### TO DO
Wherever "name" appears in a line, list that line.

(A block of data)
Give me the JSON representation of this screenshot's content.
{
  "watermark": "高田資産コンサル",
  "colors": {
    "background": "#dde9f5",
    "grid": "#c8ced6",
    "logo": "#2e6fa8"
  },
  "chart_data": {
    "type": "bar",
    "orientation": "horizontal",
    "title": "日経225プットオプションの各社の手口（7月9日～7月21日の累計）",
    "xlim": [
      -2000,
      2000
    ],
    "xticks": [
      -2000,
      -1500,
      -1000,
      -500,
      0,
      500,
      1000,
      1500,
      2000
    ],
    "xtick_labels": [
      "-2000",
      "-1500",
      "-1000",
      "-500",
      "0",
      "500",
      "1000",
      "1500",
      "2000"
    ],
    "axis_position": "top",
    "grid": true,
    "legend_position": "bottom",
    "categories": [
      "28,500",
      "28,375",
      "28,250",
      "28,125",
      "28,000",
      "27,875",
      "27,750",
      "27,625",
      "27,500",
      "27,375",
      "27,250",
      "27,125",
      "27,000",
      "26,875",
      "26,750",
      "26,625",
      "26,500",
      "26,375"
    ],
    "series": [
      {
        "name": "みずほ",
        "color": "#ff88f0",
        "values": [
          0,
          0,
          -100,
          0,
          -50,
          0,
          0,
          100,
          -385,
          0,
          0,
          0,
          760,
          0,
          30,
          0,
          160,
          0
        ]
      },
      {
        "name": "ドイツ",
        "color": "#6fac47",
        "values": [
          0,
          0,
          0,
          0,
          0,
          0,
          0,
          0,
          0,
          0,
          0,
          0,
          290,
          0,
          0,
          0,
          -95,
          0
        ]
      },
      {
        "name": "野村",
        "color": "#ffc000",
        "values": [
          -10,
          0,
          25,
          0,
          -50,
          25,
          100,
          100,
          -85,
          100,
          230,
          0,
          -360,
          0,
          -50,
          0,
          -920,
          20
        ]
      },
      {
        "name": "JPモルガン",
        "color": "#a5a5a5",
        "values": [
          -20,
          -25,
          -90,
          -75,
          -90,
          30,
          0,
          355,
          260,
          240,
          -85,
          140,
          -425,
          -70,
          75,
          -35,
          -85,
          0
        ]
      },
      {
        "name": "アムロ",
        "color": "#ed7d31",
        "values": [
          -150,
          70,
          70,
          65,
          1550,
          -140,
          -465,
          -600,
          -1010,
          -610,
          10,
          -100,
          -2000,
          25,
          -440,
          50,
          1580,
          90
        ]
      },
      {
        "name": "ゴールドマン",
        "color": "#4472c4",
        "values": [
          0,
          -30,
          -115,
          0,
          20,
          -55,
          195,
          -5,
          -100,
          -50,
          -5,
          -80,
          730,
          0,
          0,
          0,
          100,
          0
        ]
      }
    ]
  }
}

### RESPONSE TO THIS EXERCISE
        "name": "みずほ",
        "name": "ドイツ",
        "name": "野村",
        "name": "JPモルガン",
        "name": "アムロ",
        "name": "ゴールドマン",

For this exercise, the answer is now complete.